» GIVEN REQUEST: Keep only the lines of the data below that contain "CHAMBRE", and copy them.

[Data entries for graphics]
================================

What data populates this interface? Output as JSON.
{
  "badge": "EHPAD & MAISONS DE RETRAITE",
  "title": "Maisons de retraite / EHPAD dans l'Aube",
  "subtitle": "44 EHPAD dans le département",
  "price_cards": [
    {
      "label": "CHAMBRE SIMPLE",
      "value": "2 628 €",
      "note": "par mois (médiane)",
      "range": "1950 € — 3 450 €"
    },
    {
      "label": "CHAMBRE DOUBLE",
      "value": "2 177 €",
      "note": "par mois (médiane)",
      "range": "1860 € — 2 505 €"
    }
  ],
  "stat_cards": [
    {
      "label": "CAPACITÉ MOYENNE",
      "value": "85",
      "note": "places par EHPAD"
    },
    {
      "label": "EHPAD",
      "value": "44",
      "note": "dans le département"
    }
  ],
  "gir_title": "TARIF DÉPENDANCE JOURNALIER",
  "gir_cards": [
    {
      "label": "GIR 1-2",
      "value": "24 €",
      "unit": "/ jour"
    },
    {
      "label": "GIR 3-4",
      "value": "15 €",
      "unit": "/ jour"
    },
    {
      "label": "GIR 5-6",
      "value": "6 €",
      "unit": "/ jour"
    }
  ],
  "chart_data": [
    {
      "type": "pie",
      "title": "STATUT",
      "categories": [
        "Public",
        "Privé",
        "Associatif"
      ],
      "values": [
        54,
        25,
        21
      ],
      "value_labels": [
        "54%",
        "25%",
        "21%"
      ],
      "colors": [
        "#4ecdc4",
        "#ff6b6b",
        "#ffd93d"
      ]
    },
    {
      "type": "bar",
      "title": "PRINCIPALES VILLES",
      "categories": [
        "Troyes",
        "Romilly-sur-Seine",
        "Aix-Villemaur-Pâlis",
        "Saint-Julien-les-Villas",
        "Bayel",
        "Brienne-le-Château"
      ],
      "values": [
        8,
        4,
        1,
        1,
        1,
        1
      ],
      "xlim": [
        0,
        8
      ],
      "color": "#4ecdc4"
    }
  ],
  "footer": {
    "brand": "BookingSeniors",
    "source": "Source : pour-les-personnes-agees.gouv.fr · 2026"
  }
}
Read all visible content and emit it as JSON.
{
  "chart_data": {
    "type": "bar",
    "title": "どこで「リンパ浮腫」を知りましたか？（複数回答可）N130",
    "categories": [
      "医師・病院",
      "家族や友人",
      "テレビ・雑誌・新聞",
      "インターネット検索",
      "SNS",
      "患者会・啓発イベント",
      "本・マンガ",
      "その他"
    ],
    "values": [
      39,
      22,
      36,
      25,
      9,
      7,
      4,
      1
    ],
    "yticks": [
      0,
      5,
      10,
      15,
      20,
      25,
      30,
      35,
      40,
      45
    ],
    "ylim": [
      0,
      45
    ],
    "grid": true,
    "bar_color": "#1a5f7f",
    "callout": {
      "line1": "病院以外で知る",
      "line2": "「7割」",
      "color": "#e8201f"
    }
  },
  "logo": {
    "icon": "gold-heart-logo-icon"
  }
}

================================

» REPLY:
      "label": "CHAMBRE SIMPLE",
      "label": "CHAMBRE DOUBLE",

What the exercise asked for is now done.